BEGIN Data provided
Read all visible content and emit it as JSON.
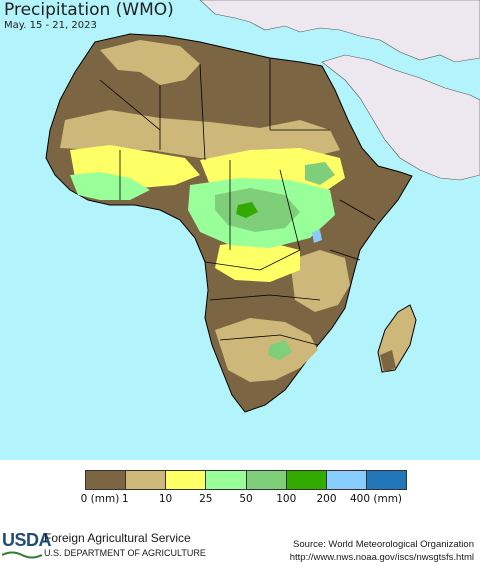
{
  "header": {
    "title": "Precipitation (WMO)",
    "subtitle": "May. 15 - 21, 2023"
  },
  "legend": {
    "colors": [
      "#7c6542",
      "#cdb87a",
      "#ffff66",
      "#99ff99",
      "#7fce7a",
      "#33aa00",
      "#88ccff",
      "#2277bb"
    ],
    "labels": [
      "0 (mm)",
      "1",
      "10",
      "25",
      "50",
      "100",
      "200",
      "400 (mm)"
    ]
  },
  "map": {
    "ocean_color": "#b3f3fb",
    "outside_land_color": "#ede8ef",
    "border_color": "#000000"
  },
  "footer": {
    "logo_text": "USDA",
    "agency": "Foreign Agricultural Service",
    "department": "U.S. DEPARTMENT OF AGRICULTURE",
    "source_line1": "Source: World Meteorological Organization",
    "source_line2": "http://www.nws.noaa.gov/iscs/nwsgtsfs.html"
  }
}
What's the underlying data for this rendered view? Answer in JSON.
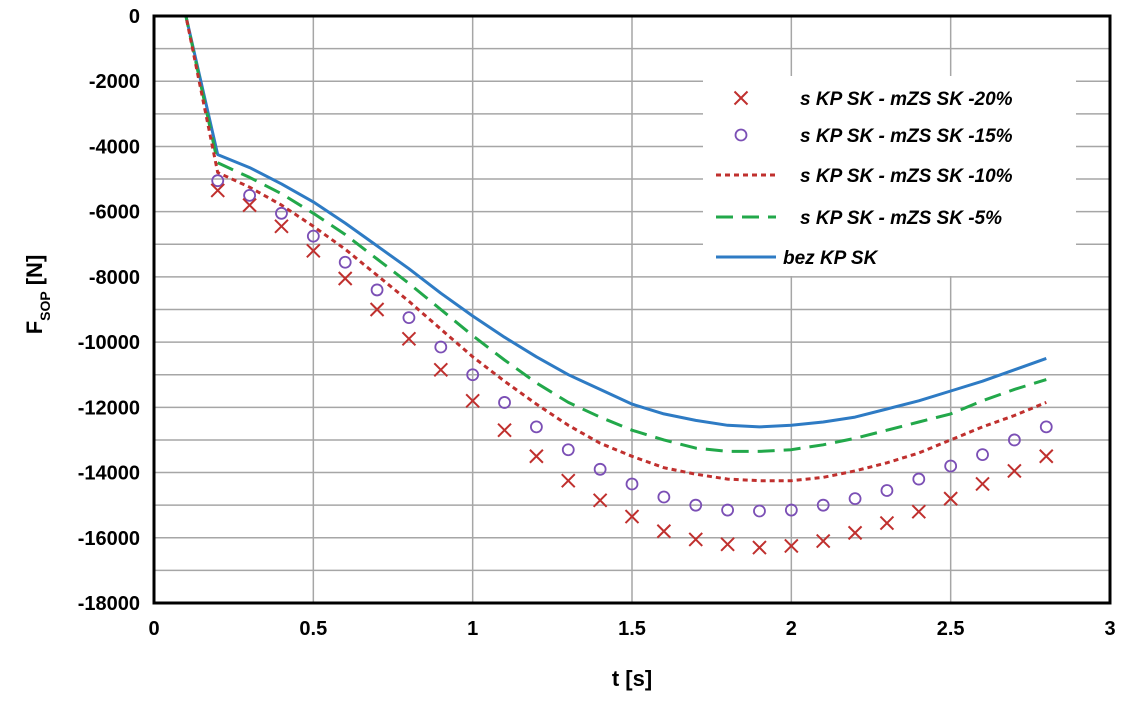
{
  "chart_data": {
    "type": "line",
    "xlabel": "t [s]",
    "ylabel": {
      "main": "F",
      "sub": "SOP",
      "unit": "[N]"
    },
    "xlim": [
      0,
      3
    ],
    "ylim": [
      -18000,
      0
    ],
    "x_ticks": [
      0,
      0.5,
      1,
      1.5,
      2,
      2.5,
      3
    ],
    "x_tick_labels": [
      "0",
      "0.5",
      "1",
      "1.5",
      "2",
      "2.5",
      "3"
    ],
    "y_ticks": [
      0,
      -2000,
      -4000,
      -6000,
      -8000,
      -10000,
      -12000,
      -14000,
      -16000,
      -18000
    ],
    "y_tick_labels": [
      "0",
      "-2000",
      "-4000",
      "-6000",
      "-8000",
      "-10000",
      "-12000",
      "-14000",
      "-16000",
      "-18000"
    ],
    "grid": true,
    "legend_position": "top-right",
    "series": [
      {
        "name": "s KP SK - mZS SK -20%",
        "style": "marker-x",
        "color": "#C0302E",
        "x": [
          0.2,
          0.3,
          0.4,
          0.5,
          0.6,
          0.7,
          0.8,
          0.9,
          1.0,
          1.1,
          1.2,
          1.3,
          1.4,
          1.5,
          1.6,
          1.7,
          1.8,
          1.9,
          2.0,
          2.1,
          2.2,
          2.3,
          2.4,
          2.5,
          2.6,
          2.7,
          2.8
        ],
        "y": [
          -5350,
          -5800,
          -6450,
          -7200,
          -8050,
          -9000,
          -9900,
          -10850,
          -11800,
          -12700,
          -13500,
          -14250,
          -14850,
          -15350,
          -15800,
          -16050,
          -16200,
          -16300,
          -16250,
          -16100,
          -15850,
          -15550,
          -15200,
          -14800,
          -14350,
          -13950,
          -13500
        ]
      },
      {
        "name": "s KP SK - mZS SK -15%",
        "style": "marker-circle",
        "color": "#7B4FB5",
        "x": [
          0.2,
          0.3,
          0.4,
          0.5,
          0.6,
          0.7,
          0.8,
          0.9,
          1.0,
          1.1,
          1.2,
          1.3,
          1.4,
          1.5,
          1.6,
          1.7,
          1.8,
          1.9,
          2.0,
          2.1,
          2.2,
          2.3,
          2.4,
          2.5,
          2.6,
          2.7,
          2.8
        ],
        "y": [
          -5050,
          -5500,
          -6050,
          -6750,
          -7550,
          -8400,
          -9250,
          -10150,
          -11000,
          -11850,
          -12600,
          -13300,
          -13900,
          -14350,
          -14750,
          -15000,
          -15150,
          -15180,
          -15150,
          -15000,
          -14800,
          -14550,
          -14200,
          -13800,
          -13450,
          -13000,
          -12600
        ]
      },
      {
        "name": "s KP SK - mZS SK -10%",
        "style": "dotted",
        "color": "#C0302E",
        "x": [
          0,
          0.1,
          0.2,
          0.3,
          0.4,
          0.5,
          0.6,
          0.7,
          0.8,
          0.9,
          1.0,
          1.1,
          1.2,
          1.3,
          1.4,
          1.5,
          1.6,
          1.7,
          1.8,
          1.9,
          2.0,
          2.1,
          2.2,
          2.3,
          2.4,
          2.5,
          2.6,
          2.7,
          2.8
        ],
        "y": [
          0,
          0,
          -4800,
          -5250,
          -5800,
          -6450,
          -7150,
          -7950,
          -8750,
          -9600,
          -10450,
          -11200,
          -11900,
          -12550,
          -13100,
          -13500,
          -13850,
          -14050,
          -14200,
          -14250,
          -14250,
          -14150,
          -13950,
          -13700,
          -13400,
          -13000,
          -12600,
          -12250,
          -11850
        ]
      },
      {
        "name": "s KP SK - mZS SK -5%",
        "style": "dashed",
        "color": "#22A84A",
        "x": [
          0,
          0.1,
          0.2,
          0.3,
          0.4,
          0.5,
          0.6,
          0.7,
          0.8,
          0.9,
          1.0,
          1.1,
          1.2,
          1.3,
          1.4,
          1.5,
          1.6,
          1.7,
          1.8,
          1.9,
          2.0,
          2.1,
          2.2,
          2.3,
          2.4,
          2.5,
          2.6,
          2.7,
          2.8
        ],
        "y": [
          0,
          0,
          -4500,
          -4950,
          -5450,
          -6050,
          -6700,
          -7450,
          -8200,
          -9000,
          -9800,
          -10550,
          -11250,
          -11850,
          -12300,
          -12700,
          -13000,
          -13250,
          -13350,
          -13350,
          -13300,
          -13150,
          -12950,
          -12700,
          -12450,
          -12200,
          -11800,
          -11450,
          -11150
        ]
      },
      {
        "name": "bez KP SK",
        "style": "solid",
        "color": "#2E7BC4",
        "x": [
          0,
          0.1,
          0.2,
          0.3,
          0.4,
          0.5,
          0.6,
          0.7,
          0.8,
          0.9,
          1.0,
          1.1,
          1.2,
          1.3,
          1.4,
          1.5,
          1.6,
          1.7,
          1.8,
          1.9,
          2.0,
          2.1,
          2.2,
          2.3,
          2.4,
          2.5,
          2.6,
          2.7,
          2.8
        ],
        "y": [
          0,
          0,
          -4250,
          -4650,
          -5150,
          -5700,
          -6350,
          -7050,
          -7750,
          -8500,
          -9200,
          -9850,
          -10450,
          -11000,
          -11450,
          -11900,
          -12200,
          -12400,
          -12550,
          -12600,
          -12550,
          -12450,
          -12300,
          -12050,
          -11800,
          -11500,
          -11200,
          -10850,
          -10500
        ]
      }
    ]
  }
}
END Data provided
Aim of the exercise: Give the material again exactly as it is, but keep the pictures out.

Exercise response:
Read all visible content and emit it as JSON.
{
  "header": {
    "title": "Precipitation (WMO)",
    "subtitle": "May. 15 - 21, 2023"
  },
  "legend": {
    "colors": [
      "#7c6542",
      "#cdb87a",
      "#ffff66",
      "#99ff99",
      "#7fce7a",
      "#33aa00",
      "#88ccff",
      "#2277bb"
    ],
    "labels": [
      "0 (mm)",
      "1",
      "10",
      "25",
      "50",
      "100",
      "200",
      "400 (mm)"
    ]
  },
  "map": {
    "ocean_color": "#b3f3fb",
    "outside_land_color": "#ede8ef",
    "border_color": "#000000"
  },
  "footer": {
    "logo_text": "USDA",
    "agency": "Foreign Agricultural Service",
    "department": "U.S. DEPARTMENT OF AGRICULTURE",
    "source_line1": "Source: World Meteorological Organization",
    "source_line2": "http://www.nws.noaa.gov/iscs/nwsgtsfs.html"
  }
}
What's the underlying data for this rendered view? Answer in JSON.
{
  "chart_data": {
    "type": "line",
    "xlabel": "t [s]",
    "ylabel": {
      "main": "F",
      "sub": "SOP",
      "unit": "[N]"
    },
    "xlim": [
      0,
      3
    ],
    "ylim": [
      -18000,
      0
    ],
    "x_ticks": [
      0,
      0.5,
      1,
      1.5,
      2,
      2.5,
      3
    ],
    "x_tick_labels": [
      "0",
      "0.5",
      "1",
      "1.5",
      "2",
      "2.5",
      "3"
    ],
    "y_ticks": [
      0,
      -2000,
      -4000,
      -6000,
      -8000,
      -10000,
      -12000,
      -14000,
      -16000,
      -18000
    ],
    "y_tick_labels": [
      "0",
      "-2000",
      "-4000",
      "-6000",
      "-8000",
      "-10000",
      "-12000",
      "-14000",
      "-16000",
      "-18000"
    ],
    "grid": true,
    "legend_position": "top-right",
    "series": [
      {
        "name": "s KP SK - mZS SK -20%",
        "style": "marker-x",
        "color": "#C0302E",
        "x": [
          0.2,
          0.3,
          0.4,
          0.5,
          0.6,
          0.7,
          0.8,
          0.9,
          1.0,
          1.1,
          1.2,
          1.3,
          1.4,
          1.5,
          1.6,
          1.7,
          1.8,
          1.9,
          2.0,
          2.1,
          2.2,
          2.3,
          2.4,
          2.5,
          2.6,
          2.7,
          2.8
        ],
        "y": [
          -5350,
          -5800,
          -6450,
          -7200,
          -8050,
          -9000,
          -9900,
          -10850,
          -11800,
          -12700,
          -13500,
          -14250,
          -14850,
          -15350,
          -15800,
          -16050,
          -16200,
          -16300,
          -16250,
          -16100,
          -15850,
          -15550,
          -15200,
          -14800,
          -14350,
          -13950,
          -13500
        ]
      },
      {
        "name": "s KP SK - mZS SK -15%",
        "style": "marker-circle",
        "color": "#7B4FB5",
        "x": [
          0.2,
          0.3,
          0.4,
          0.5,
          0.6,
          0.7,
          0.8,
          0.9,
          1.0,
          1.1,
          1.2,
          1.3,
          1.4,
          1.5,
          1.6,
          1.7,
          1.8,
          1.9,
          2.0,
          2.1,
          2.2,
          2.3,
          2.4,
          2.5,
          2.6,
          2.7,
          2.8
        ],
        "y": [
          -5050,
          -5500,
          -6050,
          -6750,
          -7550,
          -8400,
          -9250,
          -10150,
          -11000,
          -11850,
          -12600,
          -13300,
          -13900,
          -14350,
          -14750,
          -15000,
          -15150,
          -15180,
          -15150,
          -15000,
          -14800,
          -14550,
          -14200,
          -13800,
          -13450,
          -13000,
          -12600
        ]
      },
      {
        "name": "s KP SK - mZS SK -10%",
        "style": "dotted",
        "color": "#C0302E",
        "x": [
          0,
          0.1,
          0.2,
          0.3,
          0.4,
          0.5,
          0.6,
          0.7,
          0.8,
          0.9,
          1.0,
          1.1,
          1.2,
          1.3,
          1.4,
          1.5,
          1.6,
          1.7,
          1.8,
          1.9,
          2.0,
          2.1,
          2.2,
          2.3,
          2.4,
          2.5,
          2.6,
          2.7,
          2.8
        ],
        "y": [
          0,
          0,
          -4800,
          -5250,
          -5800,
          -6450,
          -7150,
          -7950,
          -8750,
          -9600,
          -10450,
          -11200,
          -11900,
          -12550,
          -13100,
          -13500,
          -13850,
          -14050,
          -14200,
          -14250,
          -14250,
          -14150,
          -13950,
          -13700,
          -13400,
          -13000,
          -12600,
          -12250,
          -11850
        ]
      },
      {
        "name": "s KP SK - mZS SK -5%",
        "style": "dashed",
        "color": "#22A84A",
        "x": [
          0,
          0.1,
          0.2,
          0.3,
          0.4,
          0.5,
          0.6,
          0.7,
          0.8,
          0.9,
          1.0,
          1.1,
          1.2,
          1.3,
          1.4,
          1.5,
          1.6,
          1.7,
          1.8,
          1.9,
          2.0,
          2.1,
          2.2,
          2.3,
          2.4,
          2.5,
          2.6,
          2.7,
          2.8
        ],
        "y": [
          0,
          0,
          -4500,
          -4950,
          -5450,
          -6050,
          -6700,
          -7450,
          -8200,
          -9000,
          -9800,
          -10550,
          -11250,
          -11850,
          -12300,
          -12700,
          -13000,
          -13250,
          -13350,
          -13350,
          -13300,
          -13150,
          -12950,
          -12700,
          -12450,
          -12200,
          -11800,
          -11450,
          -11150
        ]
      },
      {
        "name": "bez KP SK",
        "style": "solid",
        "color": "#2E7BC4",
        "x": [
          0,
          0.1,
          0.2,
          0.3,
          0.4,
          0.5,
          0.6,
          0.7,
          0.8,
          0.9,
          1.0,
          1.1,
          1.2,
          1.3,
          1.4,
          1.5,
          1.6,
          1.7,
          1.8,
          1.9,
          2.0,
          2.1,
          2.2,
          2.3,
          2.4,
          2.5,
          2.6,
          2.7,
          2.8
        ],
        "y": [
          0,
          0,
          -4250,
          -4650,
          -5150,
          -5700,
          -6350,
          -7050,
          -7750,
          -8500,
          -9200,
          -9850,
          -10450,
          -11000,
          -11450,
          -11900,
          -12200,
          -12400,
          -12550,
          -12600,
          -12550,
          -12450,
          -12300,
          -12050,
          -11800,
          -11500,
          -11200,
          -10850,
          -10500
        ]
      }
    ]
  }
}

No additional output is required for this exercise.